■ SHORT PROBLEM ■
Give the data a second time, exactly and in full.
====
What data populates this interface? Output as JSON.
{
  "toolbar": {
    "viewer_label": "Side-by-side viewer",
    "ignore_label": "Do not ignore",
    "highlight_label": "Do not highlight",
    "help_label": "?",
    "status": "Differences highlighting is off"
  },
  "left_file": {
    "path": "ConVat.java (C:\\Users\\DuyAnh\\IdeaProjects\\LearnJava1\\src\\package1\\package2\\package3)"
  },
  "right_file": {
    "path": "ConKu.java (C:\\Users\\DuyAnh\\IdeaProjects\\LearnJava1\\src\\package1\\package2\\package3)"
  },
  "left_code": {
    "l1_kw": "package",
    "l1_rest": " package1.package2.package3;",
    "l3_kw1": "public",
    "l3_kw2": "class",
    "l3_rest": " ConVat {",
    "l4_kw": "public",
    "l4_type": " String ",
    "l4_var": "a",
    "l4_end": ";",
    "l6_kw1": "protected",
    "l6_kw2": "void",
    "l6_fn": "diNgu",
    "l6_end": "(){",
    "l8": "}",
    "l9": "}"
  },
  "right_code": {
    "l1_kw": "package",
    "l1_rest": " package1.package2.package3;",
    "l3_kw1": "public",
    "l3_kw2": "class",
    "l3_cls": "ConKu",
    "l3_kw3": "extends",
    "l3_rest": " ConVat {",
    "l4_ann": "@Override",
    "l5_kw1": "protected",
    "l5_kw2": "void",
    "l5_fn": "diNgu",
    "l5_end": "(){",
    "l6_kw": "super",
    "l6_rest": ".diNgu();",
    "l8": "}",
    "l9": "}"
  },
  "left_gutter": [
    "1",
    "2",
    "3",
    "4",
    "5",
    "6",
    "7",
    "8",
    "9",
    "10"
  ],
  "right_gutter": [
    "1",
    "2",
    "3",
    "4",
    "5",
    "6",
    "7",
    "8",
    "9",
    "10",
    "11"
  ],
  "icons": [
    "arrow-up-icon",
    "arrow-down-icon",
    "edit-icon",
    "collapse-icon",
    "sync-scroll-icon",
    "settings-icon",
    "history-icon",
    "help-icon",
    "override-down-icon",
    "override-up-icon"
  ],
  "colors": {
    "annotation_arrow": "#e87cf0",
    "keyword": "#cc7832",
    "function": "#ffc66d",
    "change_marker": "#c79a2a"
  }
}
====
■ ANSWER TO THE EXERCISE ■
What data populates this interface? Output as JSON.
{
  "toolbar": {
    "viewer_label": "Side-by-side viewer",
    "ignore_label": "Do not ignore",
    "highlight_label": "Do not highlight",
    "help_label": "?",
    "status": "Differences highlighting is off"
  },
  "left_file": {
    "path": "ConVat.java (C:\\Users\\DuyAnh\\IdeaProjects\\LearnJava1\\src\\package1\\package2\\package3)"
  },
  "right_file": {
    "path": "ConKu.java (C:\\Users\\DuyAnh\\IdeaProjects\\LearnJava1\\src\\package1\\package2\\package3)"
  },
  "left_code": {
    "l1_kw": "package",
    "l1_rest": " package1.package2.package3;",
    "l3_kw1": "public",
    "l3_kw2": "class",
    "l3_rest": " ConVat {",
    "l4_kw": "public",
    "l4_type": " String ",
    "l4_var": "a",
    "l4_end": ";",
    "l6_kw1": "protected",
    "l6_kw2": "void",
    "l6_fn": "diNgu",
    "l6_end": "(){",
    "l8": "}",
    "l9": "}"
  },
  "right_code": {
    "l1_kw": "package",
    "l1_rest": " package1.package2.package3;",
    "l3_kw1": "public",
    "l3_kw2": "class",
    "l3_cls": "ConKu",
    "l3_kw3": "extends",
    "l3_rest": " ConVat {",
    "l4_ann": "@Override",
    "l5_kw1": "protected",
    "l5_kw2": "void",
    "l5_fn": "diNgu",
    "l5_end": "(){",
    "l6_kw": "super",
    "l6_rest": ".diNgu();",
    "l8": "}",
    "l9": "}"
  },
  "left_gutter": [
    "1",
    "2",
    "3",
    "4",
    "5",
    "6",
    "7",
    "8",
    "9",
    "10"
  ],
  "right_gutter": [
    "1",
    "2",
    "3",
    "4",
    "5",
    "6",
    "7",
    "8",
    "9",
    "10",
    "11"
  ],
  "icons": [
    "arrow-up-icon",
    "arrow-down-icon",
    "edit-icon",
    "collapse-icon",
    "sync-scroll-icon",
    "settings-icon",
    "history-icon",
    "help-icon",
    "override-down-icon",
    "override-up-icon"
  ],
  "colors": {
    "annotation_arrow": "#e87cf0",
    "keyword": "#cc7832",
    "function": "#ffc66d",
    "change_marker": "#c79a2a"
  }
}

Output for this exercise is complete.